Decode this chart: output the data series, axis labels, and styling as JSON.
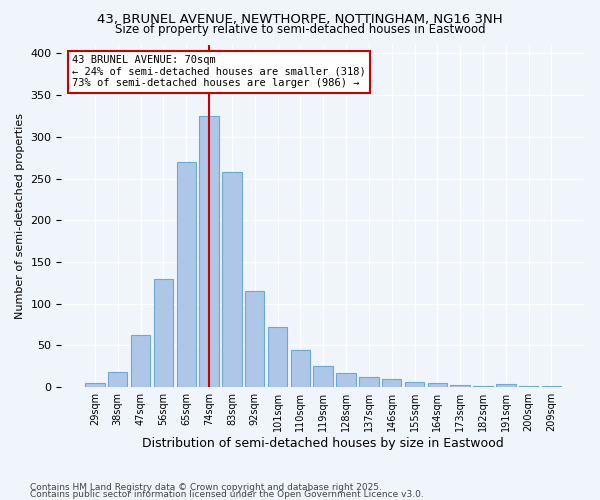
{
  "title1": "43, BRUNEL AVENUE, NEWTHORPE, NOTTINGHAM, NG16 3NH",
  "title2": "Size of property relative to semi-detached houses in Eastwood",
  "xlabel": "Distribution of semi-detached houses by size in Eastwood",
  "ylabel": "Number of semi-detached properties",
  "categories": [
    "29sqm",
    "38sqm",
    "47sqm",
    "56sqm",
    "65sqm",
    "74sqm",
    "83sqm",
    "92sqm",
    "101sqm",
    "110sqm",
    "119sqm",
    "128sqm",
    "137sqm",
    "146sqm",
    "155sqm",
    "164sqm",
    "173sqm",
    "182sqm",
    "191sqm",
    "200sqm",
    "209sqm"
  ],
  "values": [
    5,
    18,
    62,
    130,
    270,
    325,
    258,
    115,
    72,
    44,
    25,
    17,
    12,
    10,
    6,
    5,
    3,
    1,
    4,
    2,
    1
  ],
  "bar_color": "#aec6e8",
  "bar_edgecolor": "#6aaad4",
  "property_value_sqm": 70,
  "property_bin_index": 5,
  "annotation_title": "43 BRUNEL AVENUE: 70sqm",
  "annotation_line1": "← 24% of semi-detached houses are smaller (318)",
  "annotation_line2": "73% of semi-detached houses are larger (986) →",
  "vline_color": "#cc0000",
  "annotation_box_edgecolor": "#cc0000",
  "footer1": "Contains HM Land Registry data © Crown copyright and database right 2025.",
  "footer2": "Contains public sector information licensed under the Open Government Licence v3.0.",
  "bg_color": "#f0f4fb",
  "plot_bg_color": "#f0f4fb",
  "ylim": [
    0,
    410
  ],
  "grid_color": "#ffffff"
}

────────

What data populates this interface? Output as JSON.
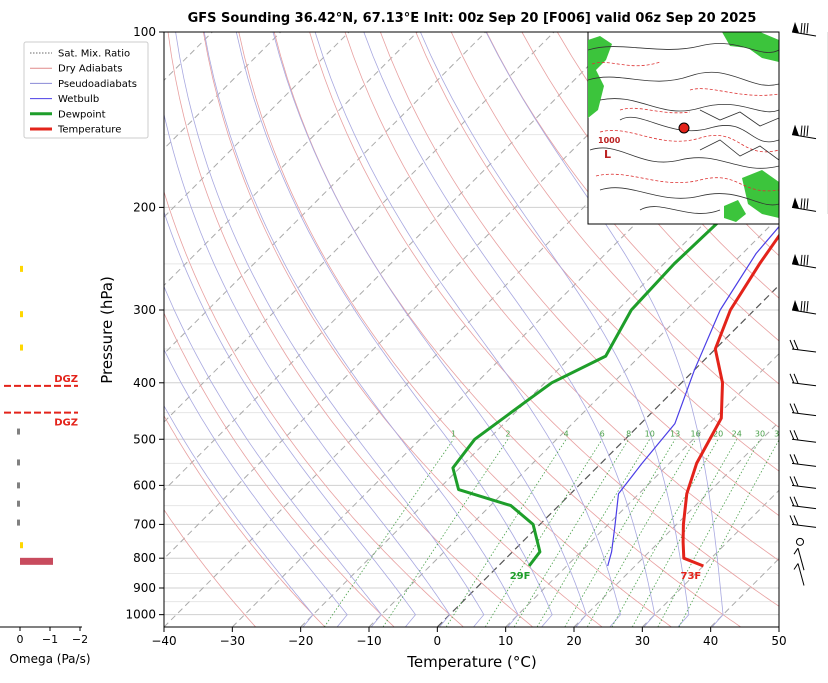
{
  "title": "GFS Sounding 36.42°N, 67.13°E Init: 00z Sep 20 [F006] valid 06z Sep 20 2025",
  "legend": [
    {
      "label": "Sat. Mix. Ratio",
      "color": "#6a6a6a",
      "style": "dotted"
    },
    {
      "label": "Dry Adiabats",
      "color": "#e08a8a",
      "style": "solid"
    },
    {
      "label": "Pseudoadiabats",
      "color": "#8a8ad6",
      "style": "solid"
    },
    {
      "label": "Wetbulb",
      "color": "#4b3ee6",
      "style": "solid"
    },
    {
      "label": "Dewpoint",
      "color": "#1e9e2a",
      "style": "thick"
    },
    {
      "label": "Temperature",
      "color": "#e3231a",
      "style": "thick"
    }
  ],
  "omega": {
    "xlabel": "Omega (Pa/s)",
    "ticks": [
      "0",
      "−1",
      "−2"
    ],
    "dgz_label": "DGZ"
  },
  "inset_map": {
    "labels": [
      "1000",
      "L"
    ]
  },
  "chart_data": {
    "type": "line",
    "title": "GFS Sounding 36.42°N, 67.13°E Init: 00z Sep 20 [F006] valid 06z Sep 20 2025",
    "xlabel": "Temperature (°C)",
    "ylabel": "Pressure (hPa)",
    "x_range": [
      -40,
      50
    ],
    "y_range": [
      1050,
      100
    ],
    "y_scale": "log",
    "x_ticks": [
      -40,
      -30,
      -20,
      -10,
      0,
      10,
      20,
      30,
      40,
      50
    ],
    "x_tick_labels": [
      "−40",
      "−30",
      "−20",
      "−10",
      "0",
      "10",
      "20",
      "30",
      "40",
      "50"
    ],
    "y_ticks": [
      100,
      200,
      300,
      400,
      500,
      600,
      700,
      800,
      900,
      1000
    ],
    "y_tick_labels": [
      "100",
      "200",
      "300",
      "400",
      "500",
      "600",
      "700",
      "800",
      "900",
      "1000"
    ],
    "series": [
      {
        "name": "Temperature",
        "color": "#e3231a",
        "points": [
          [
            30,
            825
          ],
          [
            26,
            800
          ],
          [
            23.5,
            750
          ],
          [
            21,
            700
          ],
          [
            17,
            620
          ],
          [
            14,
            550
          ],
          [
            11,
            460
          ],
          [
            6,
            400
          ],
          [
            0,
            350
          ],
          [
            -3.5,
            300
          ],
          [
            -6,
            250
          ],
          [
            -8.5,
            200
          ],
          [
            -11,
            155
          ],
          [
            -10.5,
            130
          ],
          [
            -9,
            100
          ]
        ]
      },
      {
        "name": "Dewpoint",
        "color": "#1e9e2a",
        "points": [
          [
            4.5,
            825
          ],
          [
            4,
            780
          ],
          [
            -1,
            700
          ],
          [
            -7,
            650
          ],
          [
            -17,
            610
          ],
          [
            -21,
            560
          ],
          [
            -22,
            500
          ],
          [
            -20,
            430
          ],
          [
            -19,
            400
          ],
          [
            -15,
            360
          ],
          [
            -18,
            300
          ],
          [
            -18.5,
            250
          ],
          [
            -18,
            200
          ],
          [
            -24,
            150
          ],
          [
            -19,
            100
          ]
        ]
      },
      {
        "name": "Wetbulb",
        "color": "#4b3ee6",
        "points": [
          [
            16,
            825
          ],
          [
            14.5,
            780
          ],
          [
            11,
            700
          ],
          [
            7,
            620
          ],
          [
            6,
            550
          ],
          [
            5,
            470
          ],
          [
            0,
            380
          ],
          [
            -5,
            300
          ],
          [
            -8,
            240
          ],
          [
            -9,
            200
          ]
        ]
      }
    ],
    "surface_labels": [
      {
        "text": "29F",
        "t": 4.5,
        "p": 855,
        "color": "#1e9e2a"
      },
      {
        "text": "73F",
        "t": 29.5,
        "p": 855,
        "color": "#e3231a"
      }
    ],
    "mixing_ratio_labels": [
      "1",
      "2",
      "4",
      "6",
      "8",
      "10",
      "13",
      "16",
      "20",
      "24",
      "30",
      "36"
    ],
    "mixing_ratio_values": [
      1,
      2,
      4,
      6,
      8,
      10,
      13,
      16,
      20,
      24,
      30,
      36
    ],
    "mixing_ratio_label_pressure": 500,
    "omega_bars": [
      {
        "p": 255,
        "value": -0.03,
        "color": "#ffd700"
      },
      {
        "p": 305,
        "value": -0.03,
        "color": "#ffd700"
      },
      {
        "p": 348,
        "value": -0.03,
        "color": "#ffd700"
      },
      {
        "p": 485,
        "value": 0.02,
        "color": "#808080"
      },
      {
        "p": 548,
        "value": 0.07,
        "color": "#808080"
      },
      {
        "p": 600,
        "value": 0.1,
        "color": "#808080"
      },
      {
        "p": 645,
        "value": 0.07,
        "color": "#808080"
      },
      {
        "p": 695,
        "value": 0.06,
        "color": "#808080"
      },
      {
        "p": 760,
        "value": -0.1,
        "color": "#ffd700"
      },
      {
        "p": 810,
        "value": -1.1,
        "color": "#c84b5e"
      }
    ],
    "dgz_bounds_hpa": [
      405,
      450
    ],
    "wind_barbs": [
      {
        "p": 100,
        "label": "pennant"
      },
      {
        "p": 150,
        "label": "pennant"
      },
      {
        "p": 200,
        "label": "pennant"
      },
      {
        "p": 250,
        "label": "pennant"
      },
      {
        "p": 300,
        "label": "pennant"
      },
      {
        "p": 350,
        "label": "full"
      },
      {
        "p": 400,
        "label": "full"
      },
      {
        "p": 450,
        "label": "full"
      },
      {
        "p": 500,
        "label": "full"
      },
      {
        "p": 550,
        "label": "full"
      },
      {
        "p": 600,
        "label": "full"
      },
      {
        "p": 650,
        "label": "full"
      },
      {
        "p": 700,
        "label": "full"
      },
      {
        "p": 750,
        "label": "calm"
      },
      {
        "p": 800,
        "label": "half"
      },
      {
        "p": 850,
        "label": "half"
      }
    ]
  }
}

────────

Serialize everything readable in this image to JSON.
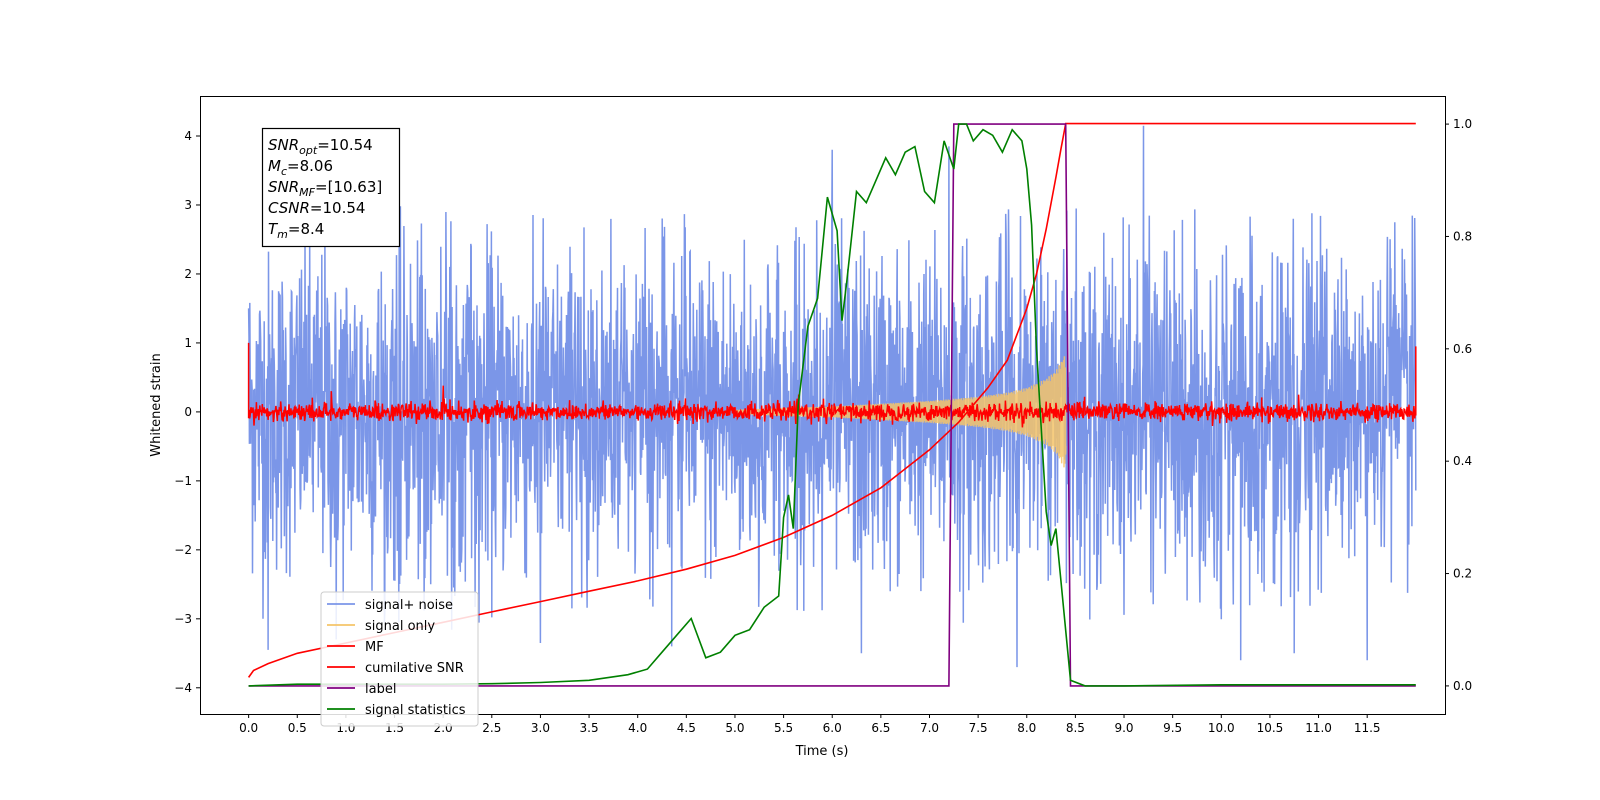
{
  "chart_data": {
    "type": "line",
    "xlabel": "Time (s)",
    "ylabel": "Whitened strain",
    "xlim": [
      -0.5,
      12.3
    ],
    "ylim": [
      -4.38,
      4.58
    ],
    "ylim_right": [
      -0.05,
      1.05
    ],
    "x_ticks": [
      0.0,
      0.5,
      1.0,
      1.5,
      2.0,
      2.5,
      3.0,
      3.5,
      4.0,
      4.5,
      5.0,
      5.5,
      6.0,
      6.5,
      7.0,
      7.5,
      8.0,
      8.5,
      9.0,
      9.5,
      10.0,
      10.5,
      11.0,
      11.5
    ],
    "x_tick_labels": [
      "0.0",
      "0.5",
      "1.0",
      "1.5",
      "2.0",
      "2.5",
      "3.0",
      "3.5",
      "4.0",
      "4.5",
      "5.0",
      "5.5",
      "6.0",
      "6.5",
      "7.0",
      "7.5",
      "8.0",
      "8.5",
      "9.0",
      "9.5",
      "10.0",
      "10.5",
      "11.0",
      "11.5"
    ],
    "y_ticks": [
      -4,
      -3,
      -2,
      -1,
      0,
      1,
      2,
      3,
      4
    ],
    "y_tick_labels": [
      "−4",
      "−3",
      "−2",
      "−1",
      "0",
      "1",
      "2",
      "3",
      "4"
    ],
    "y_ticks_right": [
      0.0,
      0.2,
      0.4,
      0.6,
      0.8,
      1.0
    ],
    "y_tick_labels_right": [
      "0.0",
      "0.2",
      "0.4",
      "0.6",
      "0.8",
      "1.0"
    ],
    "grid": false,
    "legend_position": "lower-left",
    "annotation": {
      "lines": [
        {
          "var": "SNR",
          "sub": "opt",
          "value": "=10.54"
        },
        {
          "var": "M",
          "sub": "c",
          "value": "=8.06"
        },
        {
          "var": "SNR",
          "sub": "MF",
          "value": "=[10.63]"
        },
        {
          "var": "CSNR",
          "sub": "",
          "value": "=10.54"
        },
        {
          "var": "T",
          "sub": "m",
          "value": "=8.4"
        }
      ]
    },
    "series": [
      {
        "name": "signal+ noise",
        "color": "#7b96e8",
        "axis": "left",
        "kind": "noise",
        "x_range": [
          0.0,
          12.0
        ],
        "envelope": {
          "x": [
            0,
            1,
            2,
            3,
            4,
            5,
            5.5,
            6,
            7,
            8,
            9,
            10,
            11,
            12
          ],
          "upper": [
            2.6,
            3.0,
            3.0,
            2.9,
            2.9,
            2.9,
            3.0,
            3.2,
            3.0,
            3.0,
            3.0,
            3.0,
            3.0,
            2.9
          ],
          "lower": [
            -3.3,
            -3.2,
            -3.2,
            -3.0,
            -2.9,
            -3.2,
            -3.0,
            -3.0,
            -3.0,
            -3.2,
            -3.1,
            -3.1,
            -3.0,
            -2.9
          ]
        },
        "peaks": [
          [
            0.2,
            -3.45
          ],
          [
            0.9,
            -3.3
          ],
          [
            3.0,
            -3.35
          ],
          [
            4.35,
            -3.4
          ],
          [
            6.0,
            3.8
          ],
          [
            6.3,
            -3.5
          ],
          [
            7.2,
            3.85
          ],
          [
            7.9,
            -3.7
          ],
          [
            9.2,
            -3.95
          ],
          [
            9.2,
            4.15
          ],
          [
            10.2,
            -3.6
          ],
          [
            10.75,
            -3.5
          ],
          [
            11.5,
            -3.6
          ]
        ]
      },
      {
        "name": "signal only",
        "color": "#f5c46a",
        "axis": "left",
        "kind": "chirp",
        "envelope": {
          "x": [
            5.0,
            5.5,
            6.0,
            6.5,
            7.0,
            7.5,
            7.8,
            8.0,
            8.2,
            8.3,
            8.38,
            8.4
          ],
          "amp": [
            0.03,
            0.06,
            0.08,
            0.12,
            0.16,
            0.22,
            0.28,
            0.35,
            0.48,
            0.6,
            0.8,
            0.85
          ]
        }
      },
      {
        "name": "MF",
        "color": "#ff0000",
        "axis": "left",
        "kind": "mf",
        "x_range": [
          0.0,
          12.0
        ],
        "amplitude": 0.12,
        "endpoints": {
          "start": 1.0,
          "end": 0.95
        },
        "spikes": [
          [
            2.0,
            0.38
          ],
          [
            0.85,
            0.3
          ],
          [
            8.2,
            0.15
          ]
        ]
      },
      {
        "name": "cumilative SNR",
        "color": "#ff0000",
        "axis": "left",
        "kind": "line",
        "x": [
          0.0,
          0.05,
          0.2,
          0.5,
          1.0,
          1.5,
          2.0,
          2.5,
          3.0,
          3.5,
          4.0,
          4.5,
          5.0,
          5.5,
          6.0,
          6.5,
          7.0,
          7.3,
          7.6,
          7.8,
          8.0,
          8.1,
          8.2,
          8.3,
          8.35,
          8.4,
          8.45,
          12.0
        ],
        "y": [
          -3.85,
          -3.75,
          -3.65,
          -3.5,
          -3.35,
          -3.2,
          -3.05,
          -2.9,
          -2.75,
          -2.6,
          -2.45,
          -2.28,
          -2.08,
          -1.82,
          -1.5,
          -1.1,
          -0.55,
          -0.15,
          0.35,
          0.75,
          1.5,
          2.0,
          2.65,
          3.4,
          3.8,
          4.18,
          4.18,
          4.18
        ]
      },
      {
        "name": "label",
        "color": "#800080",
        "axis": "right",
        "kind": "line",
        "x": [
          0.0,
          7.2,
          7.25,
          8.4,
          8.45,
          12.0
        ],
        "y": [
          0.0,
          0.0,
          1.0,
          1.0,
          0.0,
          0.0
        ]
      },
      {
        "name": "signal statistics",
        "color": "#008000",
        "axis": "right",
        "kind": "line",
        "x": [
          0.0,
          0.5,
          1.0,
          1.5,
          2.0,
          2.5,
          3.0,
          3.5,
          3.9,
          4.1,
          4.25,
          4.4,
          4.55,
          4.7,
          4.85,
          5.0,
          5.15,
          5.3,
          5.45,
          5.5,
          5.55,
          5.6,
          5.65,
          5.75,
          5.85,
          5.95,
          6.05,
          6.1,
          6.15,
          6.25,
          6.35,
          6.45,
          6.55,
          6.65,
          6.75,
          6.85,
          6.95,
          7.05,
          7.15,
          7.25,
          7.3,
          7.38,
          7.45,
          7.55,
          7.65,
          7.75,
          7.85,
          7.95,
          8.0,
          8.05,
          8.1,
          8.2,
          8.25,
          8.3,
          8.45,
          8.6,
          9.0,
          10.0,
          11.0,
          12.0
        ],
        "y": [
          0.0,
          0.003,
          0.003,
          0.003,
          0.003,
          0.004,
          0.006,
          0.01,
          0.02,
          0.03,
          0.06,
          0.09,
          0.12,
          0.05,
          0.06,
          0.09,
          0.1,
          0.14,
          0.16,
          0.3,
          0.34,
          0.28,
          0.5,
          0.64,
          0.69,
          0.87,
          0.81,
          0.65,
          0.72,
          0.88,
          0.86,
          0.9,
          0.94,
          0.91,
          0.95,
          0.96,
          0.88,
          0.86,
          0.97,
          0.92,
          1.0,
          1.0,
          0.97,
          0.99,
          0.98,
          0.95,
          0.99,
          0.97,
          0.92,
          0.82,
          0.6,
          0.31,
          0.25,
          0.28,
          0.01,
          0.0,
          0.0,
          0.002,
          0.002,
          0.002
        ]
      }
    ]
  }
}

────────

# [Task statement]
Copy out each line of the data containing the string "xlabel".

# [Written response]
  "xlabel": "Distribution of semi-detached houses by size in Eastwood",
    "xlabel": "Omega (Pa/s)",
    "xlabel": "Temperature (°C)",
    "xlabel": "Time (s)",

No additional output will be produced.